(Dataset records)
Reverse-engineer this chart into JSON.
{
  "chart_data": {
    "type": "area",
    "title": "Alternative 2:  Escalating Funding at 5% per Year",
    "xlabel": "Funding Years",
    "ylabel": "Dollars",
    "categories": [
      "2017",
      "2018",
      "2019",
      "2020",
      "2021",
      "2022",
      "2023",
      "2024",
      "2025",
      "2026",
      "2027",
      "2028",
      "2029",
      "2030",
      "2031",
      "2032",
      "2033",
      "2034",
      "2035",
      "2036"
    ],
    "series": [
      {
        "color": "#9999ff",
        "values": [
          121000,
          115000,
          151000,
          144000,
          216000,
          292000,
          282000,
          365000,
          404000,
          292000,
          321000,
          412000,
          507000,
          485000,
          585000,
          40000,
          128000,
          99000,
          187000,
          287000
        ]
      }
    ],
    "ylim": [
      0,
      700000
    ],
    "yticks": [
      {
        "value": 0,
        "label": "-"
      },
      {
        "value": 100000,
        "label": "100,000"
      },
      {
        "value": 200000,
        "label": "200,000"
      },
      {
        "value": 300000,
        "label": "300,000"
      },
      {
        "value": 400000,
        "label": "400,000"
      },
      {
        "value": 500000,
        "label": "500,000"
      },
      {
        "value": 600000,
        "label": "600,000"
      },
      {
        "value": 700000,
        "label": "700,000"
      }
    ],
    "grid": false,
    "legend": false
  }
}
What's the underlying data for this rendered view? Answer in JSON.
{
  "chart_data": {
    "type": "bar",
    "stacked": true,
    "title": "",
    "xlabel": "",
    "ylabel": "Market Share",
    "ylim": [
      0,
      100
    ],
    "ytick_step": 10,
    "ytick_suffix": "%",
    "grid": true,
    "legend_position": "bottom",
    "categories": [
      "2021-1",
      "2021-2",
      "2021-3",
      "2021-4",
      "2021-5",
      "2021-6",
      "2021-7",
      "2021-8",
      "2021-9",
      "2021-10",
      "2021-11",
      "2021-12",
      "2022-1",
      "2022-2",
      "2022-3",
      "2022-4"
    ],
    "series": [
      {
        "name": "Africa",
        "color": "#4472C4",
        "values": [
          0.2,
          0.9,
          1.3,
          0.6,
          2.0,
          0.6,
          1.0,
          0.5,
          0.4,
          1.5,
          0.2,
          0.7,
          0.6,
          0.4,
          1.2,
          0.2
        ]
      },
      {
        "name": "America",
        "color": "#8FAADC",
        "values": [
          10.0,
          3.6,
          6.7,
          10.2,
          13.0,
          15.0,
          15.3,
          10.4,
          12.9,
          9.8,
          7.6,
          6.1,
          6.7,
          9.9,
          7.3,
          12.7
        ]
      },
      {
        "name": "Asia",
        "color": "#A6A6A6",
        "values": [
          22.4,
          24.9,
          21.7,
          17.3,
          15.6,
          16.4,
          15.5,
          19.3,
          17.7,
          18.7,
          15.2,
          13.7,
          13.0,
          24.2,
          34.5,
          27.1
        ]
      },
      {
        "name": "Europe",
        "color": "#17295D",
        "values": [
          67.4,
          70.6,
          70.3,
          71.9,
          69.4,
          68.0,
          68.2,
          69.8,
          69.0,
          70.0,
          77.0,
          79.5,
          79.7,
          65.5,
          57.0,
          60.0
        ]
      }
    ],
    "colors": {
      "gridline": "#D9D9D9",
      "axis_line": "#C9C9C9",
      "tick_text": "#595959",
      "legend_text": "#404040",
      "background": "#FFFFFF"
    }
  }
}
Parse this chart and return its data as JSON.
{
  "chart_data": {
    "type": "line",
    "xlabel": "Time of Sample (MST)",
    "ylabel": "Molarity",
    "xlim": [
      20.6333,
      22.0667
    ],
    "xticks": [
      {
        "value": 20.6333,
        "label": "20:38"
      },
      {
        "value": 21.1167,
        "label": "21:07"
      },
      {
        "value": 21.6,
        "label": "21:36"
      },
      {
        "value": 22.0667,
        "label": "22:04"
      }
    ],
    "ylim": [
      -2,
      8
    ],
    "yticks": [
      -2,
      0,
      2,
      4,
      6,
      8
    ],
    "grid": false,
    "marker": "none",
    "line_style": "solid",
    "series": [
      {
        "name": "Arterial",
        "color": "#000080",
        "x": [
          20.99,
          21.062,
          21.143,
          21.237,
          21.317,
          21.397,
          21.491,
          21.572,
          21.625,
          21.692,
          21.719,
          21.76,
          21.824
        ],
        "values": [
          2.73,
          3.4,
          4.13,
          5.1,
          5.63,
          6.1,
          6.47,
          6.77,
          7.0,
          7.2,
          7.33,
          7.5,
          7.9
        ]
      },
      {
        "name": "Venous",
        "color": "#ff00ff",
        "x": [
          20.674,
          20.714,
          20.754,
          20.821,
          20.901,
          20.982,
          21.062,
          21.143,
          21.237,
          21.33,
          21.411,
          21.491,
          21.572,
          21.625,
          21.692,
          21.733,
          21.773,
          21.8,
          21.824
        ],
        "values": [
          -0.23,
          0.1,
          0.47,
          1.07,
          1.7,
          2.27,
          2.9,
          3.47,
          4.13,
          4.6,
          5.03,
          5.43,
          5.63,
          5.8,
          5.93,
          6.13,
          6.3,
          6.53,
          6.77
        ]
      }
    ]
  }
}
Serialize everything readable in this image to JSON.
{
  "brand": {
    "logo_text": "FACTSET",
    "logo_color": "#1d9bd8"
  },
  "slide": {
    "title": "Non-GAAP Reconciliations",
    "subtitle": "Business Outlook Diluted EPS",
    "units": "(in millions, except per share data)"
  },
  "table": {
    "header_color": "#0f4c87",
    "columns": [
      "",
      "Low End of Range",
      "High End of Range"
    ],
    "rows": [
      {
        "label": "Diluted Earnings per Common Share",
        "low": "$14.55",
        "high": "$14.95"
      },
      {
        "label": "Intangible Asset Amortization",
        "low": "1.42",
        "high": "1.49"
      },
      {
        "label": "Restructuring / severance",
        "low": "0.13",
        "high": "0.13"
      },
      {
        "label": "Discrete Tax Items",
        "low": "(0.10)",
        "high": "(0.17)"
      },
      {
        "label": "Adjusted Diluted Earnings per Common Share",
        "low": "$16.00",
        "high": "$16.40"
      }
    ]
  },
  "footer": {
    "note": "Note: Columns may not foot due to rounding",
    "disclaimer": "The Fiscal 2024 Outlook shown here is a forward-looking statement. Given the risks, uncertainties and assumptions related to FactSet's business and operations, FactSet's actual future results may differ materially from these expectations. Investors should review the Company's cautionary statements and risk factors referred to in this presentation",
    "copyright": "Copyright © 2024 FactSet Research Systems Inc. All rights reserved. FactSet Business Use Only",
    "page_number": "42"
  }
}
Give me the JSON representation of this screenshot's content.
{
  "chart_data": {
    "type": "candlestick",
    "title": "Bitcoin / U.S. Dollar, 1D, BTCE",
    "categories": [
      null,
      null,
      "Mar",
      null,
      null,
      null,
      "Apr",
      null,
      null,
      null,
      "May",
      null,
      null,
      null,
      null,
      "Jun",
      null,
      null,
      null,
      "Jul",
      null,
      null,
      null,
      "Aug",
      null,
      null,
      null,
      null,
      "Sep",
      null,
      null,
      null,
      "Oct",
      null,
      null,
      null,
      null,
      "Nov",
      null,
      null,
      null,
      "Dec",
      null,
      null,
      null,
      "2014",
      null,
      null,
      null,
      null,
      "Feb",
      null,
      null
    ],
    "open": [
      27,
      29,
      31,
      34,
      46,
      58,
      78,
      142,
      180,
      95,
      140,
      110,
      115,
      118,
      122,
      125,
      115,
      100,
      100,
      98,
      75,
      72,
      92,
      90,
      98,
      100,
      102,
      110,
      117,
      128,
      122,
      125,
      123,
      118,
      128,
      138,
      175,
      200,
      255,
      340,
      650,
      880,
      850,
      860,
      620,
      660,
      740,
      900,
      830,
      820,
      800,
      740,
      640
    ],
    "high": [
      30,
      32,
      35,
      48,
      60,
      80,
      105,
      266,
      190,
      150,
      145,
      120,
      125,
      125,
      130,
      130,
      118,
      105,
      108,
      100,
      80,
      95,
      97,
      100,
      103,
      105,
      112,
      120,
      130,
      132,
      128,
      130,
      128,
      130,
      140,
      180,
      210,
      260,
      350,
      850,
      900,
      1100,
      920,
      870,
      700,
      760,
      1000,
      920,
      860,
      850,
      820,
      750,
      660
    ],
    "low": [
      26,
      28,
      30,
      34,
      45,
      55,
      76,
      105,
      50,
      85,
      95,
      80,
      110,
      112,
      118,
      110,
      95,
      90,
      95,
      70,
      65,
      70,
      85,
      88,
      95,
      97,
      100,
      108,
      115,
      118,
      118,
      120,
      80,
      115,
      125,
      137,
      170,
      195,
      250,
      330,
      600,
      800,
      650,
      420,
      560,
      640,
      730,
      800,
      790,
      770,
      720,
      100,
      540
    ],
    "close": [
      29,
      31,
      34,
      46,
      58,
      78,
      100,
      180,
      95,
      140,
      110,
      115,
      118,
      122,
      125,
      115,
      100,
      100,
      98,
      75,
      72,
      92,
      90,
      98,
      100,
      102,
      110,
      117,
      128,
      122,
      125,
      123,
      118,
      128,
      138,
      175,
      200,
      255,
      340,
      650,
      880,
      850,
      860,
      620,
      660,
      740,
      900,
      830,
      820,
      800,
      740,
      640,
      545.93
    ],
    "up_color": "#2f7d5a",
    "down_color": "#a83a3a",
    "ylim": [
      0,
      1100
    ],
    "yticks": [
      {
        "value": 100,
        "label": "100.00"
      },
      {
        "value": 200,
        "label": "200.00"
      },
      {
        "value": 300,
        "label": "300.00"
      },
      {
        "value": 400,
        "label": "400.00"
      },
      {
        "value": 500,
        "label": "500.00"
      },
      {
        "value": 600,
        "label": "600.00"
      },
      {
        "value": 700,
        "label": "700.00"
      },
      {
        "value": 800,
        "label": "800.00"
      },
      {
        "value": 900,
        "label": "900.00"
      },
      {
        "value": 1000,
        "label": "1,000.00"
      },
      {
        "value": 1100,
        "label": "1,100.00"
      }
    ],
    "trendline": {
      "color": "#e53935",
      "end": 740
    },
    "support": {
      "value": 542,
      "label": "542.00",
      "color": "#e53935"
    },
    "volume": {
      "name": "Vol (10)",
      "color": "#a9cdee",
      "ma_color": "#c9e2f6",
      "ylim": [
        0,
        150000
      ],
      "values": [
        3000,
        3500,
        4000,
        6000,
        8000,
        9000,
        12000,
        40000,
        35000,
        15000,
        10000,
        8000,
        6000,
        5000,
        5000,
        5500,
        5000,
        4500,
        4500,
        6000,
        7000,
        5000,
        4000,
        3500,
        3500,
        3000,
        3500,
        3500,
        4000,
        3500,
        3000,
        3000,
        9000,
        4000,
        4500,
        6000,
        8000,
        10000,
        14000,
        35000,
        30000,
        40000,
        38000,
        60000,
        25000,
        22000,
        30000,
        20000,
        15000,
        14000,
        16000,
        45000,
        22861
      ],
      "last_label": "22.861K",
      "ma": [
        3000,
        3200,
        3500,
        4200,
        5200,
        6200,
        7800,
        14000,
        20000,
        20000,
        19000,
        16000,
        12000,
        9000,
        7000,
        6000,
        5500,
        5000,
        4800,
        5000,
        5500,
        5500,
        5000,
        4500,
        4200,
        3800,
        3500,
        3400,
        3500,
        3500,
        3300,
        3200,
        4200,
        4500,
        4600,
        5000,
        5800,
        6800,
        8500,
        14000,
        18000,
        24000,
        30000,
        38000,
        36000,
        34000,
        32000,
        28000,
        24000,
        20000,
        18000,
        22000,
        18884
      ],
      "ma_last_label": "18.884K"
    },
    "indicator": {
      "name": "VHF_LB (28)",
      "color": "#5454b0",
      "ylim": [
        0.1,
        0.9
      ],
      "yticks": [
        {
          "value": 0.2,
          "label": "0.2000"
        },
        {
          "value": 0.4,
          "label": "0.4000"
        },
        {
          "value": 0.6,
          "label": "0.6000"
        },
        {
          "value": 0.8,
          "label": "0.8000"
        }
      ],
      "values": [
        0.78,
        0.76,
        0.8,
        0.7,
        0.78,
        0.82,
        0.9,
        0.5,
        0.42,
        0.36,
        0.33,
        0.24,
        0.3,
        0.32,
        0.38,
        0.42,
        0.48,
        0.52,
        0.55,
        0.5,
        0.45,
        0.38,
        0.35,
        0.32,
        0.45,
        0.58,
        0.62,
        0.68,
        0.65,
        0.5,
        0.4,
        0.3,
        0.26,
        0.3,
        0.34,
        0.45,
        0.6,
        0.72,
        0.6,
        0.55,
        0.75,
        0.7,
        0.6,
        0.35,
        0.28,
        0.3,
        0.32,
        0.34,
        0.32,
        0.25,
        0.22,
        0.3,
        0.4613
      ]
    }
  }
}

To be done:
Report each line of the material above where the word "name" appears.

Response to this exercise:
        "name": "Africa",
        "name": "America",
        "name": "Asia",
        "name": "Europe",
        "name": "Arterial",
        "name": "Venous",
      "name": "Vol (10)",
      "name": "VHF_LB (28)",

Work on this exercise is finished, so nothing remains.